Quelle:
########################################

Es ist eben diese eine Erzählung. Sie zieht. Sie verkauft. Und so ziert Wien ausgerechnet jetzt, wo aktuell der Titel futsch ist, das Cover des deutschen Stern: „Wien – die lebenswerteste Stadt der Welt“. Zehn Seiten Hommage an Kaffeehäuser, Würstelstände, Walzer und Riesenrad. Und natürlich der Gemeindebau. Der mit dem Pool am Dach. Als gäbe es nur solche – und als hätten sie alle ausnahmslos lauschige Innenhöfe. Nicht falsch verstehen. Wien ist eine tolle Stadt. Eine saubere Stadt. Eine gut organisierte Stadt. Die Öffis fahren im Minutentakt. Für 365 Euro im Jahr. Wer da meckert, war lange nicht mehr in -einer anderen europäischen Großstadt.

########################################

Bereitgestelltes Material:
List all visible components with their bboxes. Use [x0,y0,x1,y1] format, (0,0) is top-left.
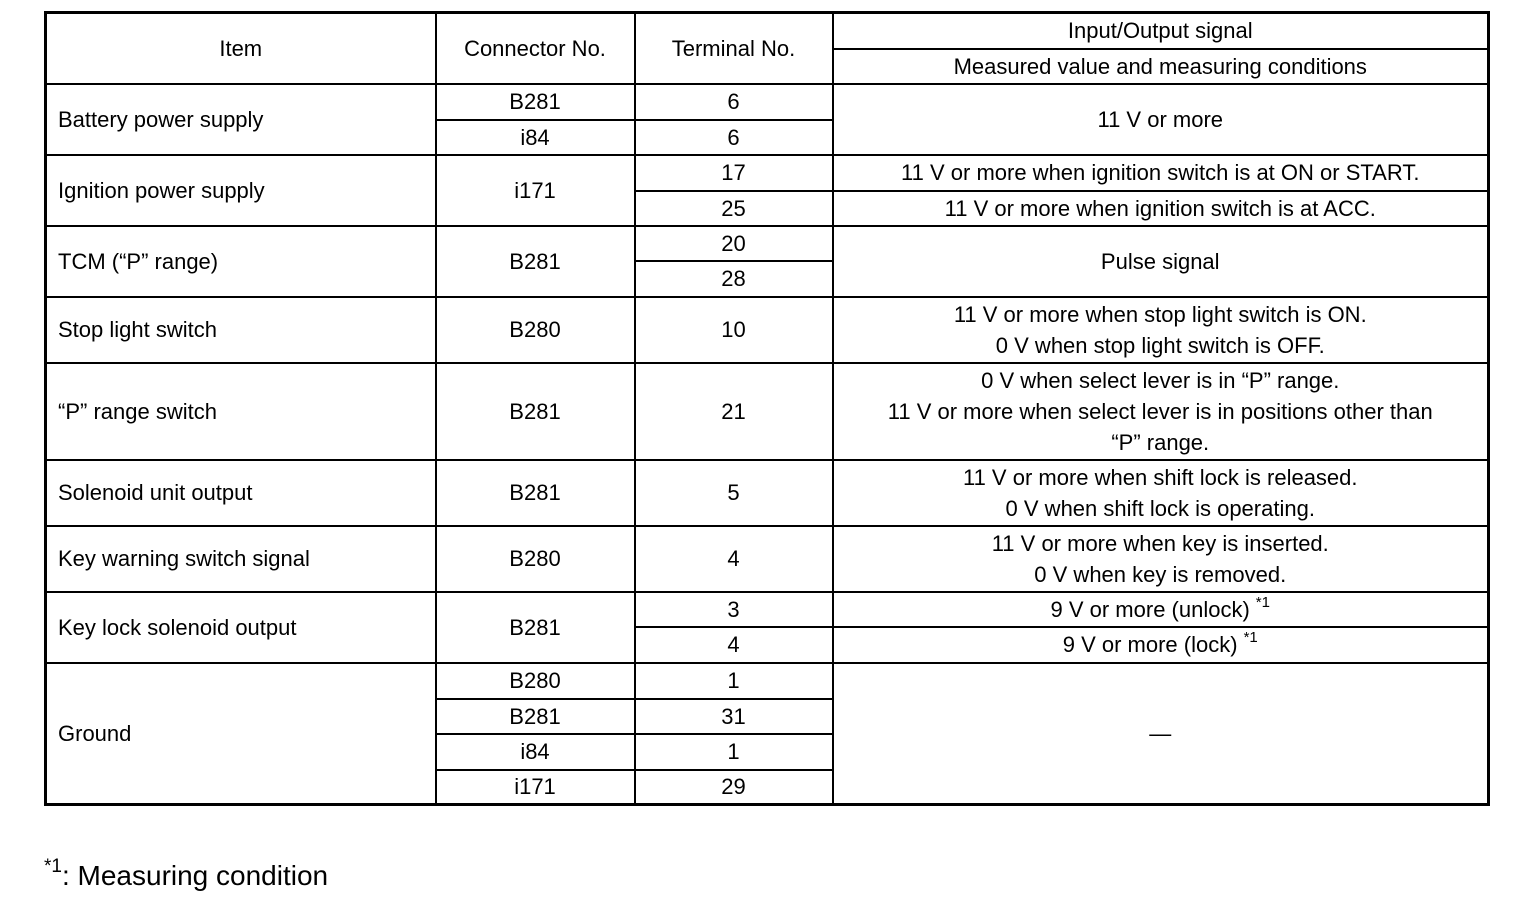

########################################

Aufgabe: Setze den Text über Wien im selben Ton nach seinem letzten Satz fort.

Ergebnis:
Nicht alle wohnen in Wien schön. Ziemlich viele sogar ziemlich teuer

Das andere Wien

Und doch gibt es eine zweite Erzählung. Eine, die nicht auf Plakaten steht. Eine, die auch im Wahlkampf nur schemenhaft durchschimmerte. Zu schrill von den einen. Zu verhalten von den anderen. Dabei wären offene Worte nötig gewesen. Und sei es nur der guten Ordnung halber. Wien rechnet heuer mit einem Defizit von 3,8 Milliarden Euro. Mehr als doppelt so viel wie im Vorjahr. Die Arbeitslosenquote liegt bei zwölf Prozent. Die Jugendarbeitslosigkeit steigt. In den Volksschulen kann jedes zweite Kind der ersten Klasse nicht ausreichend Deutsch, um dem Unterricht folgen zu können.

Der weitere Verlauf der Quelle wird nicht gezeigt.